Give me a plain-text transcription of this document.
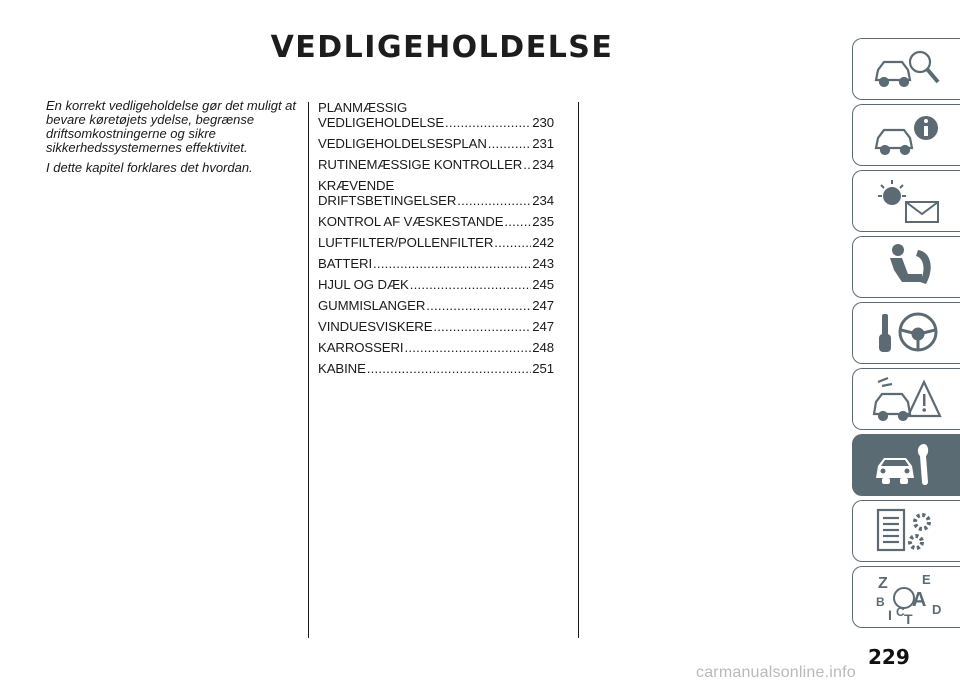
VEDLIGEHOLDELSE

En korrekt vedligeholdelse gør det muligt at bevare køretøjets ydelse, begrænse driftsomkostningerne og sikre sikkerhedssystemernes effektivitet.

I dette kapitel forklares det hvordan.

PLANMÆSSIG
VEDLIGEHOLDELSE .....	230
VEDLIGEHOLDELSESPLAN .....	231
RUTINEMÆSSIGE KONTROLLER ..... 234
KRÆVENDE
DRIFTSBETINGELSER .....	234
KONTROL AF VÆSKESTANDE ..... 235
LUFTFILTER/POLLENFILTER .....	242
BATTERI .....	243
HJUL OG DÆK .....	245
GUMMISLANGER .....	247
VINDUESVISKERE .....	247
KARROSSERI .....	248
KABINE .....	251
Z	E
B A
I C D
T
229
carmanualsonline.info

────────────────────

> Given request: The data above needs to be retyped exactly, with the images left out.

> Output of the exercise:
Give me a plain-text transcription of this document.
VEDLIGEHOLDELSE

En korrekt vedligeholdelse gør det muligt at bevare køretøjets ydelse, begrænse driftsomkostningerne og sikre sikkerhedssystemernes effektivitet.

I dette kapitel forklares det hvordan.

PLANMÆSSIG
VEDLIGEHOLDELSE .....	230
VEDLIGEHOLDELSESPLAN .....	231
RUTINEMÆSSIGE KONTROLLER ..... 234
KRÆVENDE
DRIFTSBETINGELSER .....	234
KONTROL AF VÆSKESTANDE ..... 235
LUFTFILTER/POLLENFILTER .....	242
BATTERI .....	243
HJUL OG DÆK .....	245
GUMMISLANGER .....	247
VINDUESVISKERE .....	247
KARROSSERI .....	248
KABINE .....	251
Z	E
B A
I C D
T
229
carmanualsonline.info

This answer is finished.